__Aim of the task__:
Each line containing the word "content" needs to be copied.

(Extracts from a graphics dataset)
□ □ □ □ □
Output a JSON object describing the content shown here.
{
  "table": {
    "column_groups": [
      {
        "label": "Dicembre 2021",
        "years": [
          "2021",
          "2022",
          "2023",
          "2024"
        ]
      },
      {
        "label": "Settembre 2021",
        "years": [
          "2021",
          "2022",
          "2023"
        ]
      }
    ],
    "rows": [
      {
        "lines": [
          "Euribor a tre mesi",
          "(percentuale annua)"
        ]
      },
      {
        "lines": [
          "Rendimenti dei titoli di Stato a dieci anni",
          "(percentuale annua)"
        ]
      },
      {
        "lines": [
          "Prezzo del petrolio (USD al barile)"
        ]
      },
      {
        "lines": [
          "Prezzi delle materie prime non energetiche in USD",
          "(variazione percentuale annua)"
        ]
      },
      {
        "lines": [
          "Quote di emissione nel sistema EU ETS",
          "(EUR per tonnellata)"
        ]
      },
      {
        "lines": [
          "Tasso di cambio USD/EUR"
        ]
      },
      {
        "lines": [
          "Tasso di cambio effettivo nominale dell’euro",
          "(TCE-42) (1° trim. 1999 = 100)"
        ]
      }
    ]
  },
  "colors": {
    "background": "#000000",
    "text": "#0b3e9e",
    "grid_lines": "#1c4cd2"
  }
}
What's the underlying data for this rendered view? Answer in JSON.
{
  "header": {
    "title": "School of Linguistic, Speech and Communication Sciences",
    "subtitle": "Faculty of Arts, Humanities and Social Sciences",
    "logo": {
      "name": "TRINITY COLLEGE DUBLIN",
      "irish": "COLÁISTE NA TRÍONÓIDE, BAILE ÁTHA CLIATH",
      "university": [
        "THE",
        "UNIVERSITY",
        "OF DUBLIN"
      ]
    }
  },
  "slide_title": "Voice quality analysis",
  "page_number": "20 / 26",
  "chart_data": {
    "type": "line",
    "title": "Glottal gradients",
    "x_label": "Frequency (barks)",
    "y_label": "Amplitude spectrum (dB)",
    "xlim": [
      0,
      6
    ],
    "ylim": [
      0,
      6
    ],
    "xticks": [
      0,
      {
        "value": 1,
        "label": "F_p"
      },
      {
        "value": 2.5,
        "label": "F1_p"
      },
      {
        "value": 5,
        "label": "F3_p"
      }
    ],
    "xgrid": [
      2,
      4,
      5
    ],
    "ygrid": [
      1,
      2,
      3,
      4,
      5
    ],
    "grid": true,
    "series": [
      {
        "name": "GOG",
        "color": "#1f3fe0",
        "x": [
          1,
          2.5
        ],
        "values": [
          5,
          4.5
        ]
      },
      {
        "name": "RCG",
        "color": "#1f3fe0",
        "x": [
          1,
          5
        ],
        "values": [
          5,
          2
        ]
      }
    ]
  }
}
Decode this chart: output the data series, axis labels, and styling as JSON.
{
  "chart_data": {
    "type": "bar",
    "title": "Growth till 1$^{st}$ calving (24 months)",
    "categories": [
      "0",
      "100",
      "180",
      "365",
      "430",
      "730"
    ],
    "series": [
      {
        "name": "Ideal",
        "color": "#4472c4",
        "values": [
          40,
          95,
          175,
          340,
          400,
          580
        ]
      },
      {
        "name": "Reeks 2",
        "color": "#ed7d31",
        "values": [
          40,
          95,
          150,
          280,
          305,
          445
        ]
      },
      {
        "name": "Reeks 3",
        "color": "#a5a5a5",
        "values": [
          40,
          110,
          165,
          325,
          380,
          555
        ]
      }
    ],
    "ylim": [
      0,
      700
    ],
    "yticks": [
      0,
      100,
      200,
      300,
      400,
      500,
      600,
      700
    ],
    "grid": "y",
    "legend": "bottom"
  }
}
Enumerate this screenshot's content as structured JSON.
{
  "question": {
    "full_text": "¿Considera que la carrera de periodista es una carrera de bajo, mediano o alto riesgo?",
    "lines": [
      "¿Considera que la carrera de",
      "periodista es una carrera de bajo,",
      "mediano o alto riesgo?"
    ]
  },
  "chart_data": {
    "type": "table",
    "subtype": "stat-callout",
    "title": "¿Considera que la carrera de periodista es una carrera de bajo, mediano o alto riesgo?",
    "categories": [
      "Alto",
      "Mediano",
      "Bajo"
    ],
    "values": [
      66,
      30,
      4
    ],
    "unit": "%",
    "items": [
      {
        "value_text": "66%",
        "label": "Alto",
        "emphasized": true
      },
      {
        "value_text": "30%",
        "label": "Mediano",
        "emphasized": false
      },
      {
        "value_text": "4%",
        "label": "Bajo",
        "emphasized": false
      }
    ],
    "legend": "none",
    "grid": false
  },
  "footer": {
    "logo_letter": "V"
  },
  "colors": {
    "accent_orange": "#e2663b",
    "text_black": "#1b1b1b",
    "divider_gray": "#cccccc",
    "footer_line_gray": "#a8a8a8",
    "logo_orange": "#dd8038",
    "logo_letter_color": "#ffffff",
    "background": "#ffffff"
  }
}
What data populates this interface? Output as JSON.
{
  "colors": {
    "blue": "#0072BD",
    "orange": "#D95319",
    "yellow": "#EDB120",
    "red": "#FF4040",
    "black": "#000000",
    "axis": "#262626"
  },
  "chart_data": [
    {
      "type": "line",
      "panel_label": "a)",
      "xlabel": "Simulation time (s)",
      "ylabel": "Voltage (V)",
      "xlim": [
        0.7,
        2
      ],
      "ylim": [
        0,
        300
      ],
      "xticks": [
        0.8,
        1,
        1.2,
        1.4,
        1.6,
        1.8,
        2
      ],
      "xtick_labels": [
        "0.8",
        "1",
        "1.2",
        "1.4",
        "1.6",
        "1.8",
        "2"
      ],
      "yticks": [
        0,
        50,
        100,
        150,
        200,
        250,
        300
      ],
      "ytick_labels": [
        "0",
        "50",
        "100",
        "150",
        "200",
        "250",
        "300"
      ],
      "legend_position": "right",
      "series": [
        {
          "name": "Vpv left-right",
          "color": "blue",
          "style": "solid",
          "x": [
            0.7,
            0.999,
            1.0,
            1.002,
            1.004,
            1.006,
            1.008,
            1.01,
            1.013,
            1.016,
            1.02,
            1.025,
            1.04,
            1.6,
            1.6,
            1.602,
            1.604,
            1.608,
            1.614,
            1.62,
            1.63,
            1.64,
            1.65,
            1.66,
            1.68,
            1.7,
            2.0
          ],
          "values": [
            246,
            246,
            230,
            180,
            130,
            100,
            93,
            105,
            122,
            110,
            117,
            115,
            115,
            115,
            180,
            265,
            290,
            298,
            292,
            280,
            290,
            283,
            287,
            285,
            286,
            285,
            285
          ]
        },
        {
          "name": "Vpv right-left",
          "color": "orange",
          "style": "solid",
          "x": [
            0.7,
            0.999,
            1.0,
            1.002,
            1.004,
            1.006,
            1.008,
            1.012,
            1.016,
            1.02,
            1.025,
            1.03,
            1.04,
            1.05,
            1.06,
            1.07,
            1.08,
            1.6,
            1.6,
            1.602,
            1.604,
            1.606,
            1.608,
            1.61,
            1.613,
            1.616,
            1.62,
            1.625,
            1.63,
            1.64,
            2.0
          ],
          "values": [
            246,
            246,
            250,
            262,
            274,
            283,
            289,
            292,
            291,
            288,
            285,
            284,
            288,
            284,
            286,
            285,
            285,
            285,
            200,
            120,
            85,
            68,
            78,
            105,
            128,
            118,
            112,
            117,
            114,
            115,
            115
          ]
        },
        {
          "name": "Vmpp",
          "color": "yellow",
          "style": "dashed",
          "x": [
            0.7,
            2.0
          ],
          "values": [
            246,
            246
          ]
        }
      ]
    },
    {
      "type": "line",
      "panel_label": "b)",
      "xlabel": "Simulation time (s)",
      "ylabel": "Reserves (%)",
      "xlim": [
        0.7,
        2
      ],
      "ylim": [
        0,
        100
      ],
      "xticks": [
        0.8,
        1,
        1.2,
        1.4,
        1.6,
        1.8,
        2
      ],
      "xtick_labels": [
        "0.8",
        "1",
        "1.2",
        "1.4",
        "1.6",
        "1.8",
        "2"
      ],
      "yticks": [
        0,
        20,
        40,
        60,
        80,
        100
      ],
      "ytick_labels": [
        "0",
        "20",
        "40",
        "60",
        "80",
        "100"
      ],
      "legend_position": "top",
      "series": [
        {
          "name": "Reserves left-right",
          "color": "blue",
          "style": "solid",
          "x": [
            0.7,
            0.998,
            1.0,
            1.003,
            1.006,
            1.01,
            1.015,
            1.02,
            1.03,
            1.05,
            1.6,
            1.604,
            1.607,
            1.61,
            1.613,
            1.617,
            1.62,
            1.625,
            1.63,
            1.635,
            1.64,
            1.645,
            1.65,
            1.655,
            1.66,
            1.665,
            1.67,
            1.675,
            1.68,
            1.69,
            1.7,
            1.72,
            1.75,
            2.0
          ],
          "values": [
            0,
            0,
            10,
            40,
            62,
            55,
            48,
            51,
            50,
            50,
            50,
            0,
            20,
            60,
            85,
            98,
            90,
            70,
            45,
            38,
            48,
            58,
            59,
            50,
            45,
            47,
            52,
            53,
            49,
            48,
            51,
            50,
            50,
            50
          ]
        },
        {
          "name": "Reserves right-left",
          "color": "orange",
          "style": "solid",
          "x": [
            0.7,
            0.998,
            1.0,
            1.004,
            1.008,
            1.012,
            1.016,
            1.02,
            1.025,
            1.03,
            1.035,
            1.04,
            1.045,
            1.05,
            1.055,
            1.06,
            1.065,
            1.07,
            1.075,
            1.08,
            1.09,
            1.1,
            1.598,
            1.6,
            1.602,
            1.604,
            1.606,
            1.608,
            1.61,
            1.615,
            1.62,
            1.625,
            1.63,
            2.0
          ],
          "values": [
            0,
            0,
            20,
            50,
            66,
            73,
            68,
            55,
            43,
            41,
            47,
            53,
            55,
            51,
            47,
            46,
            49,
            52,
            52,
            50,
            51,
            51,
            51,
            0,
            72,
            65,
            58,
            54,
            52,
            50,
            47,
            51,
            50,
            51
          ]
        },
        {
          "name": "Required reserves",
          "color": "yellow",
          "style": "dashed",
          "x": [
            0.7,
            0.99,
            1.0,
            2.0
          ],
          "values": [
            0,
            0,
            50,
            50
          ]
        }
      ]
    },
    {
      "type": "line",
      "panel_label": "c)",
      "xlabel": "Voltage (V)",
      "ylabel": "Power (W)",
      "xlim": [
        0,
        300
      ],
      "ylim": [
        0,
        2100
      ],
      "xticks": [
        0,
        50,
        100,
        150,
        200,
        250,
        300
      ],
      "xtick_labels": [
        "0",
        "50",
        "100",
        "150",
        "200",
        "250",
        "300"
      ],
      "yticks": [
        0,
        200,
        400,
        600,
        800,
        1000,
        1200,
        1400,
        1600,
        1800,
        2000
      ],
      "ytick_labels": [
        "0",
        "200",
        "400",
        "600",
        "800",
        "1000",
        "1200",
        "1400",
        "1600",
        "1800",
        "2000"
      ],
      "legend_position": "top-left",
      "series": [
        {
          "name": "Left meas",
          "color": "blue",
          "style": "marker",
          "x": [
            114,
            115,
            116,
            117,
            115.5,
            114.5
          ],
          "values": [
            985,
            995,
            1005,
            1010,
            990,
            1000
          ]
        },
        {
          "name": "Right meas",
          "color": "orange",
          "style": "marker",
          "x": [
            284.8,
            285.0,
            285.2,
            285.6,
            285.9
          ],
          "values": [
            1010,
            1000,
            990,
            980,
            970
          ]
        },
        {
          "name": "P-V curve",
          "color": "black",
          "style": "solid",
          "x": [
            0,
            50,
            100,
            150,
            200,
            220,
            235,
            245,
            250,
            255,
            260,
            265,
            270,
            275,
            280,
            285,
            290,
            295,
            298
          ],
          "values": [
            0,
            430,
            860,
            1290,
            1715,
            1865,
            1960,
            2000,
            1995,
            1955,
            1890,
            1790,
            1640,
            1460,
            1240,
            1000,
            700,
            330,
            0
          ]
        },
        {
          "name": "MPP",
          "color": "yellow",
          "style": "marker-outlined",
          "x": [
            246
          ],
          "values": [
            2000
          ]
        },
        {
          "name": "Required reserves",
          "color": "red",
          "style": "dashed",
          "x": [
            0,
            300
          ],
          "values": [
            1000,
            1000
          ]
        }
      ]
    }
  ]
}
□ □ □ □ □
__Solution__:
Output a JSON object describing the content shown here.
Enumerate this screenshot's content as structured JSON.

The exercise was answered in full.